**Dataset content:**
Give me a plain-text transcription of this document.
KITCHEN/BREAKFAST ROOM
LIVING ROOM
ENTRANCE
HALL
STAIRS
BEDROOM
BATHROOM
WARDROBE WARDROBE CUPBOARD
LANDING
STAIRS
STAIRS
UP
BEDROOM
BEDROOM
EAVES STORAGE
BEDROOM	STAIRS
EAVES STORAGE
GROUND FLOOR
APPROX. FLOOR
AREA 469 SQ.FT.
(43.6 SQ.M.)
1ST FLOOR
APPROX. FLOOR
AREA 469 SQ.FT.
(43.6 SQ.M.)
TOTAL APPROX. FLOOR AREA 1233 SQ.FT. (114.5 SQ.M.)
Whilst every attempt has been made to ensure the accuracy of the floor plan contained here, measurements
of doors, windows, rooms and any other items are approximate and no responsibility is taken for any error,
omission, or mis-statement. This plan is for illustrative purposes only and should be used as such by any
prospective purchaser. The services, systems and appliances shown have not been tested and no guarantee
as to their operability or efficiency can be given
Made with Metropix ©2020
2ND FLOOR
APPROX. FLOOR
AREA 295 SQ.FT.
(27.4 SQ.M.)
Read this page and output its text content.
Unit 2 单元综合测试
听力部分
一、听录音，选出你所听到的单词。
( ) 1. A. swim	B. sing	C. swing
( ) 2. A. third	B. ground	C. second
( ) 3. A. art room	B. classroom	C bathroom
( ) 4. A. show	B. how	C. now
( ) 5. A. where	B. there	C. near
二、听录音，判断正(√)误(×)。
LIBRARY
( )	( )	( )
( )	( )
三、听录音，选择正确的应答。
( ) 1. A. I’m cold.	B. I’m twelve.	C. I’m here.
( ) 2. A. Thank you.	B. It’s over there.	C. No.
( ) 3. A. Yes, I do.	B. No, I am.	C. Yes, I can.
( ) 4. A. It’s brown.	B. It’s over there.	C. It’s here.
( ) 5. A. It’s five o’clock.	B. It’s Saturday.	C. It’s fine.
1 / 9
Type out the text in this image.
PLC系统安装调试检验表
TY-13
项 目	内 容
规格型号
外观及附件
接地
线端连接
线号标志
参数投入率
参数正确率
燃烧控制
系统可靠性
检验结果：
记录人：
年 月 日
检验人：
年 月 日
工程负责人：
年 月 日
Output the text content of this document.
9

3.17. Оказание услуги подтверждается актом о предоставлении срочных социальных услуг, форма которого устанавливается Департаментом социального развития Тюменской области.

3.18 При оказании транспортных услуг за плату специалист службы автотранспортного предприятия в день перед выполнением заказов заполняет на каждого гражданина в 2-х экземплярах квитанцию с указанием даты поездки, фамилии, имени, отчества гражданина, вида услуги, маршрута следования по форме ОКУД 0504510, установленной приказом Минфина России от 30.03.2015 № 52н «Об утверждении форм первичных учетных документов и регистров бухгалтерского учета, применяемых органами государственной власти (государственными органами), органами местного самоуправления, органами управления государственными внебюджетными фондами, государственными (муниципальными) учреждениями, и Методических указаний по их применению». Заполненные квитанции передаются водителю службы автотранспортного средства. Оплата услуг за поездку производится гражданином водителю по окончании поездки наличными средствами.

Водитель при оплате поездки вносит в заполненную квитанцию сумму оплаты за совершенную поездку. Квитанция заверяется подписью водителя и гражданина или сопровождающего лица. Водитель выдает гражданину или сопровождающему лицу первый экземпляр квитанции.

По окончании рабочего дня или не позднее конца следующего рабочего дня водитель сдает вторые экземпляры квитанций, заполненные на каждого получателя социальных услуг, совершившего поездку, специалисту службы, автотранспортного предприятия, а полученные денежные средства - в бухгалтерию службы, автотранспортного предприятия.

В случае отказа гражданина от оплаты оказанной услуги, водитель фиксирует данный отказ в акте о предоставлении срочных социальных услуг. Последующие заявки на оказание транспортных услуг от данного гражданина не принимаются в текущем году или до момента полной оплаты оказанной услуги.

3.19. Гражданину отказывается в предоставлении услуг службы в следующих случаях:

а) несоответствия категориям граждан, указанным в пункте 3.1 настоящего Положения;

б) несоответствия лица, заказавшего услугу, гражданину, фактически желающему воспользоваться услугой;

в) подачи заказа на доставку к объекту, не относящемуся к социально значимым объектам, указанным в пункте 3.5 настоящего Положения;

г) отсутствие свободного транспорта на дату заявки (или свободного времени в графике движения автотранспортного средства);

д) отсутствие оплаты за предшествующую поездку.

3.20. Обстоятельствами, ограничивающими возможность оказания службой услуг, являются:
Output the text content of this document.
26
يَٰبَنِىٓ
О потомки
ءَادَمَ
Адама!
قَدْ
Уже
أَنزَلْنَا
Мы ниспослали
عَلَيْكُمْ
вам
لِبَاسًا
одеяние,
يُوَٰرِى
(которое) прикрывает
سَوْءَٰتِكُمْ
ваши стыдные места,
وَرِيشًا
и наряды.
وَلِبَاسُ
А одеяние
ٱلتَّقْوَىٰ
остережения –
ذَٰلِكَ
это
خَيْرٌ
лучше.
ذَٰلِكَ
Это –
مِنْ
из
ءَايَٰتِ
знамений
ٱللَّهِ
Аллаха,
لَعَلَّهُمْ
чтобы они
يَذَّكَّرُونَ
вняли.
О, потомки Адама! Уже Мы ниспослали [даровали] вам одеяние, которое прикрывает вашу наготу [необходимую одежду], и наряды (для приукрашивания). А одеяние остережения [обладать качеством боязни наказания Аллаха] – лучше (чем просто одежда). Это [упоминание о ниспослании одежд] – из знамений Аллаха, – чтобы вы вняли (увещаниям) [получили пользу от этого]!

**Your goal:**
Set down the material above again, word for word.

**Finished task:**
Give me a plain-text transcription of this document.
KITCHEN/BREAKFAST ROOM
LIVING ROOM
ENTRANCE
HALL
STAIRS
BEDROOM
BATHROOM
WARDROBE WARDROBE CUPBOARD
LANDING
STAIRS
STAIRS
UP
BEDROOM
BEDROOM
EAVES STORAGE
BEDROOM	STAIRS
EAVES STORAGE
GROUND FLOOR
APPROX. FLOOR
AREA 469 SQ.FT.
(43.6 SQ.M.)
1ST FLOOR
APPROX. FLOOR
AREA 469 SQ.FT.
(43.6 SQ.M.)
TOTAL APPROX. FLOOR AREA 1233 SQ.FT. (114.5 SQ.M.)
Whilst every attempt has been made to ensure the accuracy of the floor plan contained here, measurements
of doors, windows, rooms and any other items are approximate and no responsibility is taken for any error,
omission, or mis-statement. This plan is for illustrative purposes only and should be used as such by any
prospective purchaser. The services, systems and appliances shown have not been tested and no guarantee
as to their operability or efficiency can be given
Made with Metropix ©2020
2ND FLOOR
APPROX. FLOOR
AREA 295 SQ.FT.
(27.4 SQ.M.)
Read this page and output its text content.
Unit 2 单元综合测试
听力部分
一、听录音，选出你所听到的单词。
( ) 1. A. swim	B. sing	C. swing
( ) 2. A. third	B. ground	C. second
( ) 3. A. art room	B. classroom	C bathroom
( ) 4. A. show	B. how	C. now
( ) 5. A. where	B. there	C. near
二、听录音，判断正(√)误(×)。
LIBRARY
( )	( )	( )
( )	( )
三、听录音，选择正确的应答。
( ) 1. A. I’m cold.	B. I’m twelve.	C. I’m here.
( ) 2. A. Thank you.	B. It’s over there.	C. No.
( ) 3. A. Yes, I do.	B. No, I am.	C. Yes, I can.
( ) 4. A. It’s brown.	B. It’s over there.	C. It’s here.
( ) 5. A. It’s five o’clock.	B. It’s Saturday.	C. It’s fine.
1 / 9
Type out the text in this image.
PLC系统安装调试检验表
TY-13
项 目	内 容
规格型号
外观及附件
接地
线端连接
线号标志
参数投入率
参数正确率
燃烧控制
系统可靠性
检验结果：
记录人：
年 月 日
检验人：
年 月 日
工程负责人：
年 月 日
Output the text content of this document.
9

3.17. Оказание услуги подтверждается актом о предоставлении срочных социальных услуг, форма которого устанавливается Департаментом социального развития Тюменской области.

3.18 При оказании транспортных услуг за плату специалист службы автотранспортного предприятия в день перед выполнением заказов заполняет на каждого гражданина в 2-х экземплярах квитанцию с указанием даты поездки, фамилии, имени, отчества гражданина, вида услуги, маршрута следования по форме ОКУД 0504510, установленной приказом Минфина России от 30.03.2015 № 52н «Об утверждении форм первичных учетных документов и регистров бухгалтерского учета, применяемых органами государственной власти (государственными органами), органами местного самоуправления, органами управления государственными внебюджетными фондами, государственными (муниципальными) учреждениями, и Методических указаний по их применению». Заполненные квитанции передаются водителю службы автотранспортного средства. Оплата услуг за поездку производится гражданином водителю по окончании поездки наличными средствами.

Водитель при оплате поездки вносит в заполненную квитанцию сумму оплаты за совершенную поездку. Квитанция заверяется подписью водителя и гражданина или сопровождающего лица. Водитель выдает гражданину или сопровождающему лицу первый экземпляр квитанции.

По окончании рабочего дня или не позднее конца следующего рабочего дня водитель сдает вторые экземпляры квитанций, заполненные на каждого получателя социальных услуг, совершившего поездку, специалисту службы, автотранспортного предприятия, а полученные денежные средства - в бухгалтерию службы, автотранспортного предприятия.

В случае отказа гражданина от оплаты оказанной услуги, водитель фиксирует данный отказ в акте о предоставлении срочных социальных услуг. Последующие заявки на оказание транспортных услуг от данного гражданина не принимаются в текущем году или до момента полной оплаты оказанной услуги.

3.19. Гражданину отказывается в предоставлении услуг службы в следующих случаях:

а) несоответствия категориям граждан, указанным в пункте 3.1 настоящего Положения;

б) несоответствия лица, заказавшего услугу, гражданину, фактически желающему воспользоваться услугой;

в) подачи заказа на доставку к объекту, не относящемуся к социально значимым объектам, указанным в пункте 3.5 настоящего Положения;

г) отсутствие свободного транспорта на дату заявки (или свободного времени в графике движения автотранспортного средства);

д) отсутствие оплаты за предшествующую поездку.

3.20. Обстоятельствами, ограничивающими возможность оказания службой услуг, являются:
Output the text content of this document.
26
يَٰبَنِىٓ
О потомки
ءَادَمَ
Адама!
قَدْ
Уже
أَنزَلْنَا
Мы ниспослали
عَلَيْكُمْ
вам
لِبَاسًا
одеяние,
يُوَٰرِى
(которое) прикрывает
سَوْءَٰتِكُمْ
ваши стыдные места,
وَرِيشًا
и наряды.
وَلِبَاسُ
А одеяние
ٱلتَّقْوَىٰ
остережения –
ذَٰلِكَ
это
خَيْرٌ
лучше.
ذَٰلِكَ
Это –
مِنْ
из
ءَايَٰتِ
знамений
ٱللَّهِ
Аллаха,
لَعَلَّهُمْ
чтобы они
يَذَّكَّرُونَ
вняли.
О, потомки Адама! Уже Мы ниспослали [даровали] вам одеяние, которое прикрывает вашу наготу [необходимую одежду], и наряды (для приукрашивания). А одеяние остережения [обладать качеством боязни наказания Аллаха] – лучше (чем просто одежда). Это [упоминание о ниспослании одежд] – из знамений Аллаха, – чтобы вы вняли (увещаниям) [получили пользу от этого]!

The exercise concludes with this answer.